In the material below, identify each line bearing the word "sekretariacie". Reproduce those lines.

-- Start of Data for processing --

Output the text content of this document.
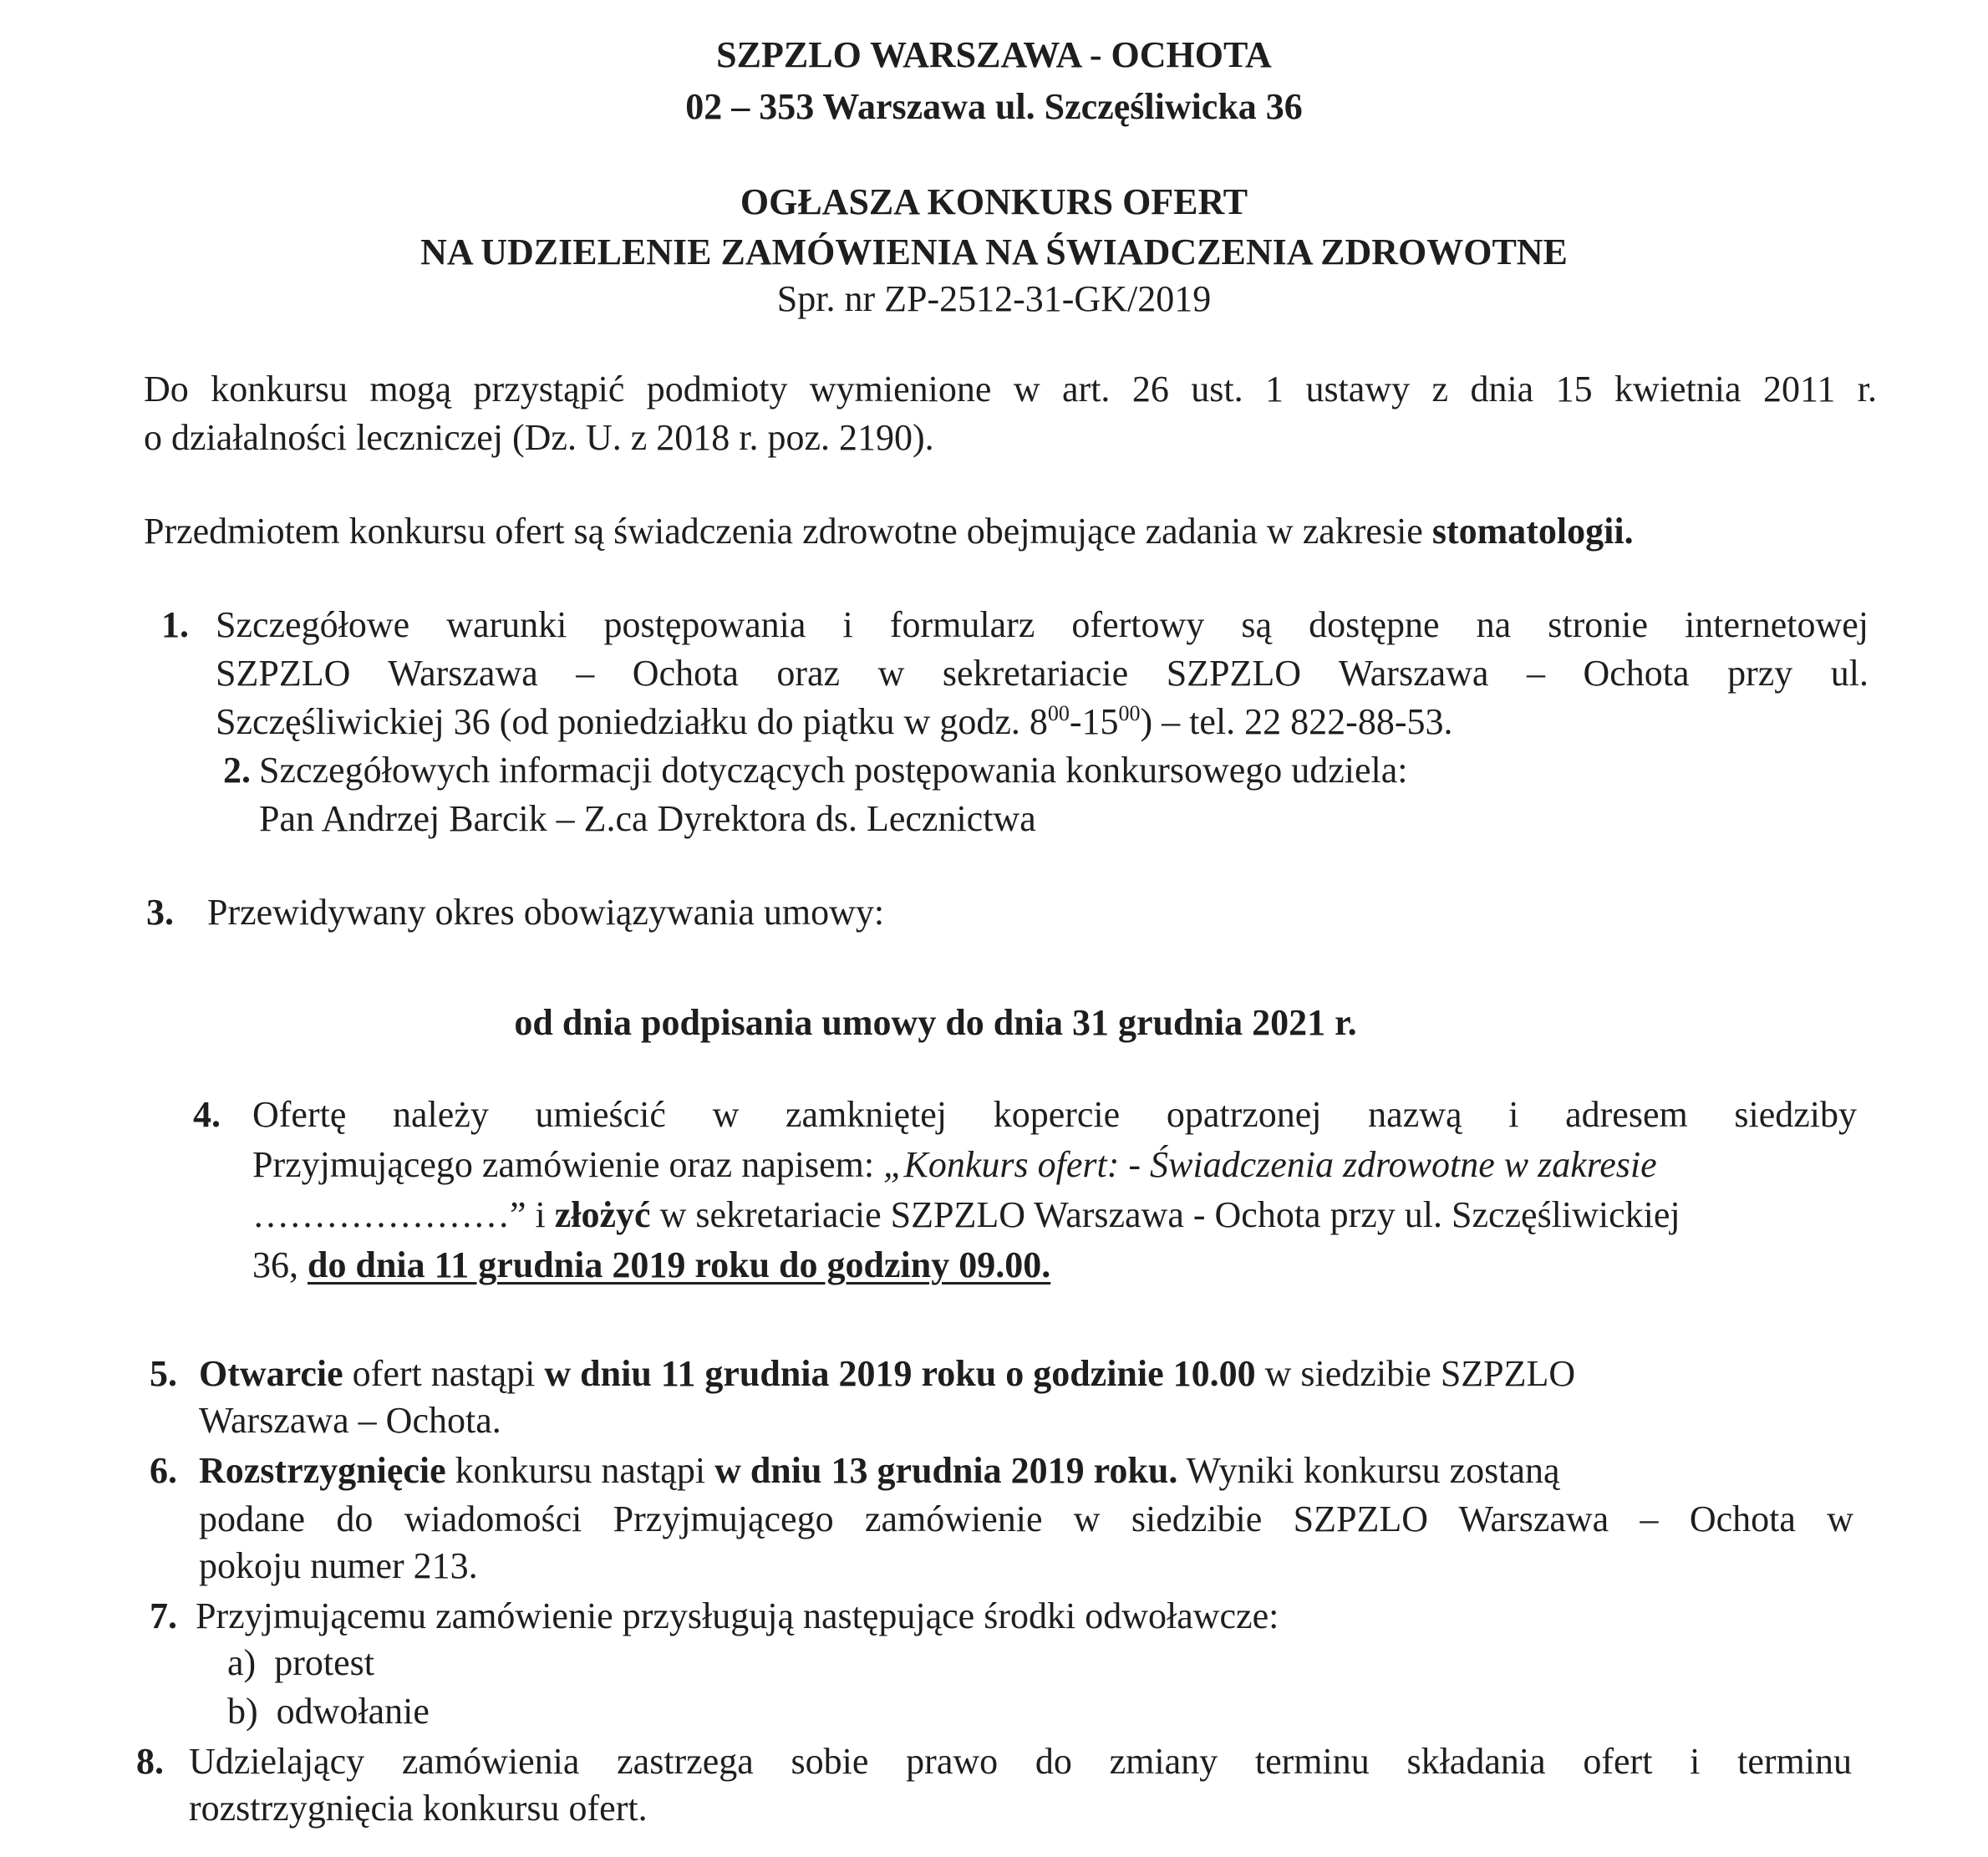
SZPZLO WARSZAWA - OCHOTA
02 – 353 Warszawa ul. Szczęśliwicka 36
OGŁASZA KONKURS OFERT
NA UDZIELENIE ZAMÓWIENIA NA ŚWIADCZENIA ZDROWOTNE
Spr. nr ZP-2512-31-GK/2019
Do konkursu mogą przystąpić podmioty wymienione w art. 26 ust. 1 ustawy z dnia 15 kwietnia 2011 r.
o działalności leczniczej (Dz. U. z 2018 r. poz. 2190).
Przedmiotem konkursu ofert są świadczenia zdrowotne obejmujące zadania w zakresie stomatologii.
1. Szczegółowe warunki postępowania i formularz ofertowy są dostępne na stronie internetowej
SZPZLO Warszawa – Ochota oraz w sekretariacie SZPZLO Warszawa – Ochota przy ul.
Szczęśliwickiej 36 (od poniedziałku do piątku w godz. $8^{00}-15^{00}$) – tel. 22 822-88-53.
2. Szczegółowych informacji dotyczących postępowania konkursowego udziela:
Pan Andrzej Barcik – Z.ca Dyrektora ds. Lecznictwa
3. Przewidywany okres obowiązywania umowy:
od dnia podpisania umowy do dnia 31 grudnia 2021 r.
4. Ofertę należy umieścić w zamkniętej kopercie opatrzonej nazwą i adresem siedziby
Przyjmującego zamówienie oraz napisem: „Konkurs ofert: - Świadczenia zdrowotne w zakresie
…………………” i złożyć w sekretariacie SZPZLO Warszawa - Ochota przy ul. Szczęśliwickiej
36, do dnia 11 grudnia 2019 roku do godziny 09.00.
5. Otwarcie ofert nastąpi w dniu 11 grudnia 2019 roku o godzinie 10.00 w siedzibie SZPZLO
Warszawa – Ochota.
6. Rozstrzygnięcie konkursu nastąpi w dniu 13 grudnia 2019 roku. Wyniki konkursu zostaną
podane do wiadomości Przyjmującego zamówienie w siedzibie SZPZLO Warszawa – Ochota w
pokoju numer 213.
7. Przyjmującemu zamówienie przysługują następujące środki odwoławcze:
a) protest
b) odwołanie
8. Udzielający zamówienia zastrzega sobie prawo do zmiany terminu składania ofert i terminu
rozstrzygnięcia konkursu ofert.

-- End of Data for processing --

> _Task response_
SZPZLO Warszawa – Ochota oraz w sekretariacie SZPZLO Warszawa – Ochota przy ul.
…………………” i złożyć w sekretariacie SZPZLO Warszawa - Ochota przy ul. Szczęśliwickiej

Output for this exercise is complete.